** start Given data **

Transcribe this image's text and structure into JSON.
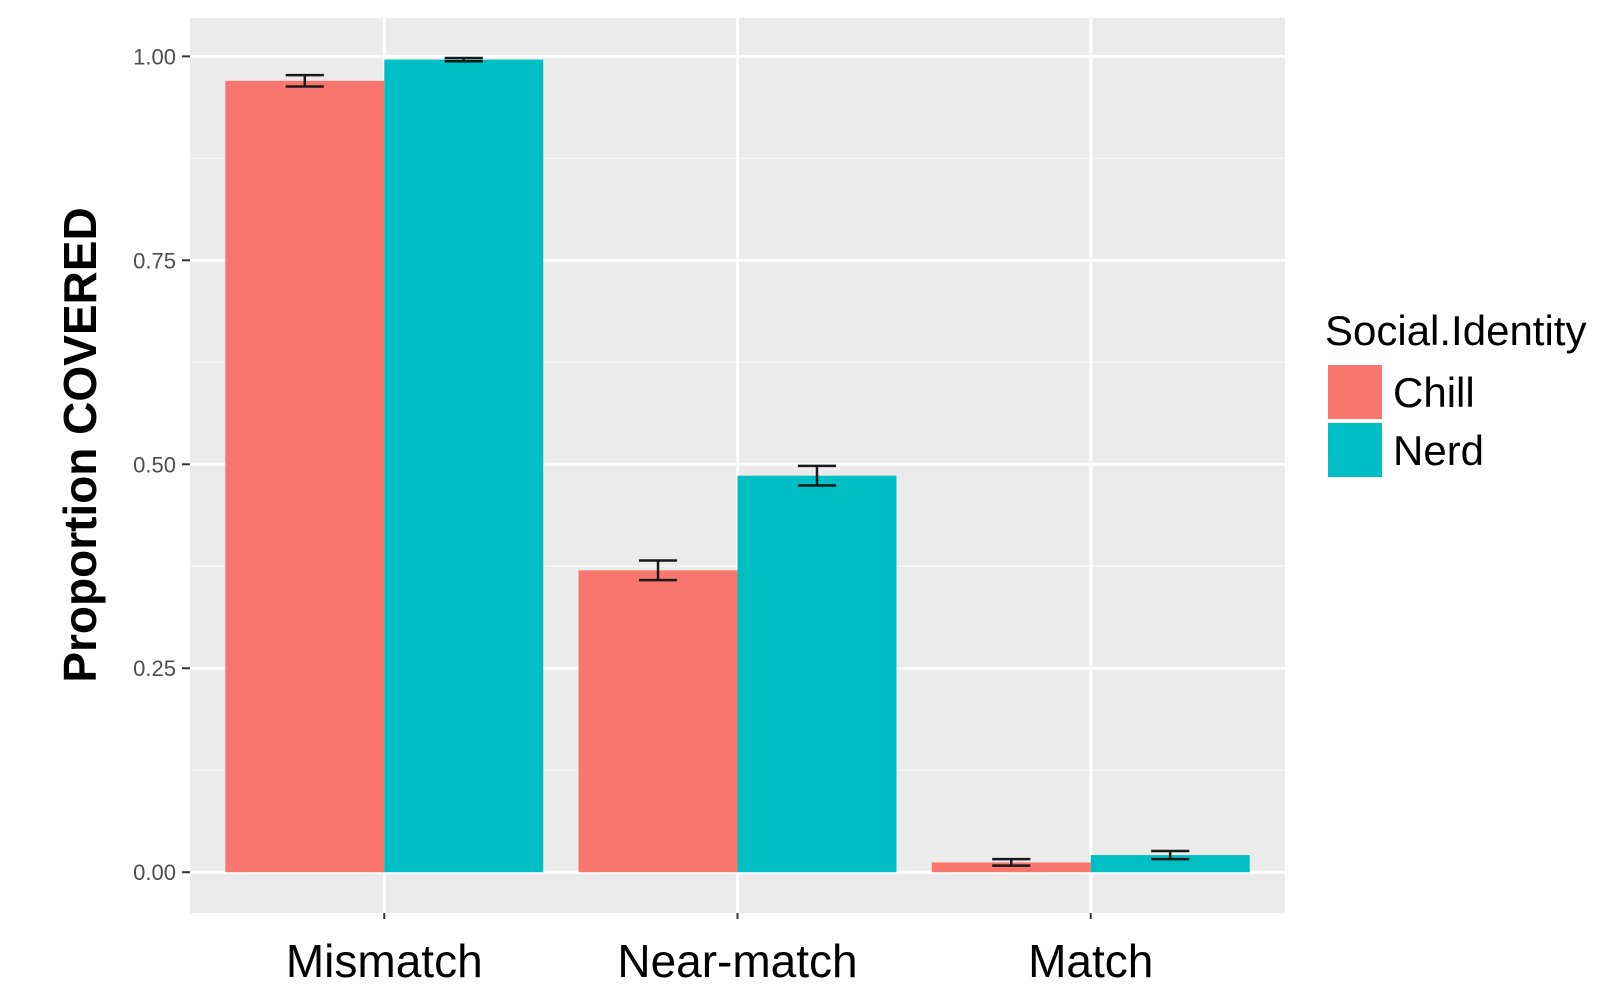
{
  "chart_data": {
    "type": "bar",
    "title": "",
    "xlabel": "",
    "ylabel": "Proportion COVERED",
    "categories": [
      "Mismatch",
      "Near-match",
      "Match"
    ],
    "series": [
      {
        "name": "Chill",
        "color": "#F8766D",
        "values": [
          0.97,
          0.37,
          0.012
        ],
        "error": [
          0.007,
          0.012,
          0.004
        ]
      },
      {
        "name": "Nerd",
        "color": "#00BFC4",
        "values": [
          0.996,
          0.486,
          0.021
        ],
        "error": [
          0.002,
          0.012,
          0.005
        ]
      }
    ],
    "yticks": [
      "0.00",
      "0.25",
      "0.50",
      "0.75",
      "1.00"
    ],
    "ylim": [
      -0.05,
      1.047
    ],
    "grid": true,
    "panel_background": "#EBEBEB",
    "legend": {
      "title": "Social.Identity",
      "position": "right"
    }
  }
}
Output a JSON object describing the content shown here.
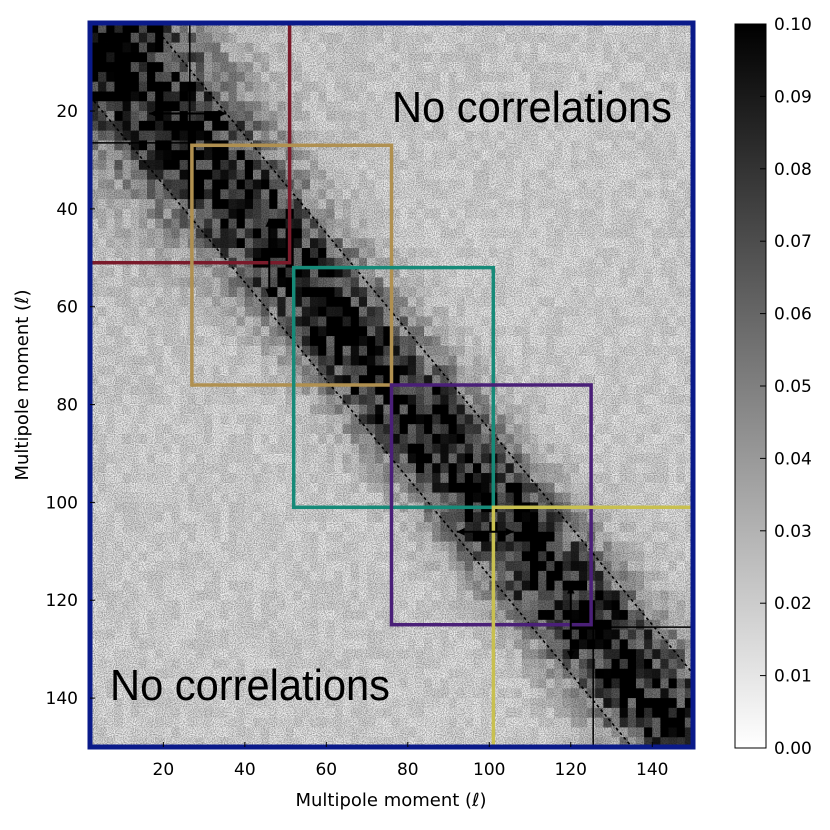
{
  "chart_data": {
    "type": "heatmap",
    "title": "",
    "xlabel": "Multipole moment (ℓ)",
    "ylabel": "Multipole moment (ℓ)",
    "xlim": [
      2,
      150
    ],
    "ylim": [
      150,
      2
    ],
    "x_ticks": [
      20,
      40,
      60,
      80,
      100,
      120,
      140
    ],
    "y_ticks": [
      20,
      40,
      60,
      80,
      100,
      120,
      140
    ],
    "colorbar": {
      "min": 0.0,
      "max": 0.1,
      "ticks": [
        "0.00",
        "0.01",
        "0.02",
        "0.03",
        "0.04",
        "0.05",
        "0.06",
        "0.07",
        "0.08",
        "0.09",
        "0.10"
      ],
      "colormap": "white-to-black"
    },
    "description_of_values": {
      "diagonal_peak": 0.1,
      "band_halfwidth_multipoles": 15,
      "background_level": 0.01
    },
    "annotations": [
      {
        "text": "No correlations",
        "region": "upper-right"
      },
      {
        "text": "No correlations",
        "region": "lower-left"
      }
    ],
    "blocks": [
      {
        "range": [
          2,
          51
        ],
        "color": "#7a1a2a"
      },
      {
        "range": [
          27,
          76
        ],
        "color": "#b09050"
      },
      {
        "range": [
          52,
          101
        ],
        "color": "#168a78"
      },
      {
        "range": [
          76,
          125
        ],
        "color": "#4a1f78"
      },
      {
        "range": [
          101,
          150
        ],
        "color": "#c8c050"
      }
    ],
    "frame_color": "#0a1a8a"
  }
}
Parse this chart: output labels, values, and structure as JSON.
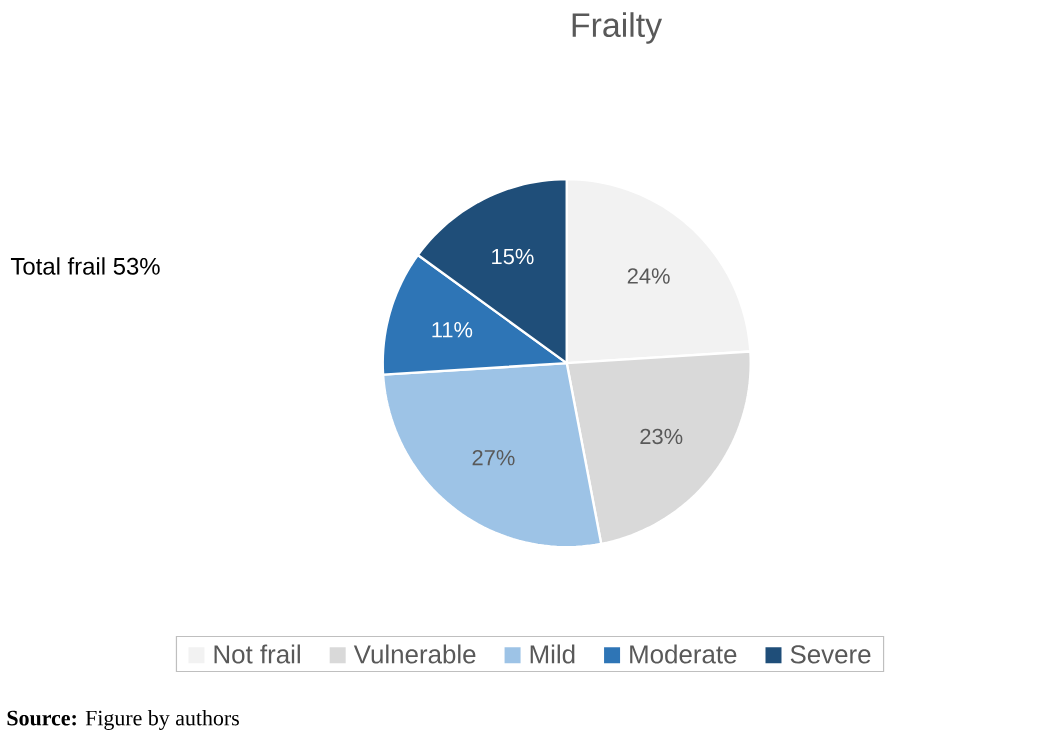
{
  "chart_data": {
    "type": "pie",
    "title": "Frailty",
    "categories": [
      "Not frail",
      "Vulnerable",
      "Mild",
      "Moderate",
      "Severe"
    ],
    "values": [
      24,
      23,
      27,
      11,
      15
    ],
    "value_labels": [
      "24%",
      "23%",
      "27%",
      "11%",
      "15%"
    ],
    "colors": [
      "#f2f2f2",
      "#d9d9d9",
      "#9dc3e6",
      "#2e75b6",
      "#1f4e79"
    ],
    "legend": "bottom",
    "annotations": [
      "Total frail 53%",
      "**Source:** Figure by authors"
    ]
  }
}
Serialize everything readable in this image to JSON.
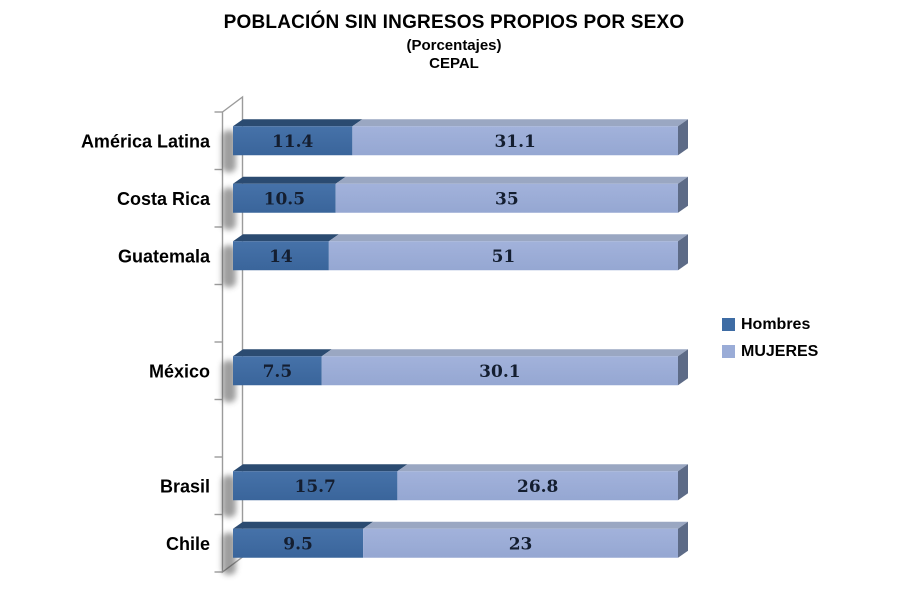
{
  "title": "POBLACIÓN SIN INGRESOS PROPIOS POR SEXO",
  "subtitle": "(Porcentajes)",
  "source": "CEPAL",
  "chart_data": {
    "type": "bar",
    "orientation": "horizontal",
    "stacking": "percent",
    "style": "3d",
    "title": "POBLACIÓN SIN INGRESOS PROPIOS POR SEXO",
    "subtitle": "(Porcentajes)",
    "source": "CEPAL",
    "xlabel": "",
    "ylabel": "",
    "grid": false,
    "legend_position": "right",
    "data_labels": true,
    "categories": [
      "América Latina",
      "Costa Rica",
      "Guatemala",
      "",
      "México",
      "",
      "Brasil",
      "Chile"
    ],
    "series": [
      {
        "name": "Hombres",
        "color": "#3E6CA4",
        "top_color": "#2B4B71",
        "values": [
          11.4,
          10.5,
          14,
          null,
          7.5,
          null,
          15.7,
          9.5
        ]
      },
      {
        "name": "MUJERES",
        "color": "#9AACD7",
        "top_color": "#9AA7C2",
        "values": [
          31.1,
          35,
          51,
          null,
          30.1,
          null,
          26.8,
          23
        ]
      }
    ]
  },
  "colors": {
    "background": "#FFFFFF",
    "end_cap": "#5D6B87",
    "axis_line": "#9B9B9B",
    "value_label": "#141E30",
    "text": "#000000",
    "bar_shadow": "#3C3C3C"
  }
}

** end Given data **

Report how many lines in the listing include the word "moment". Give nothing but the count.

2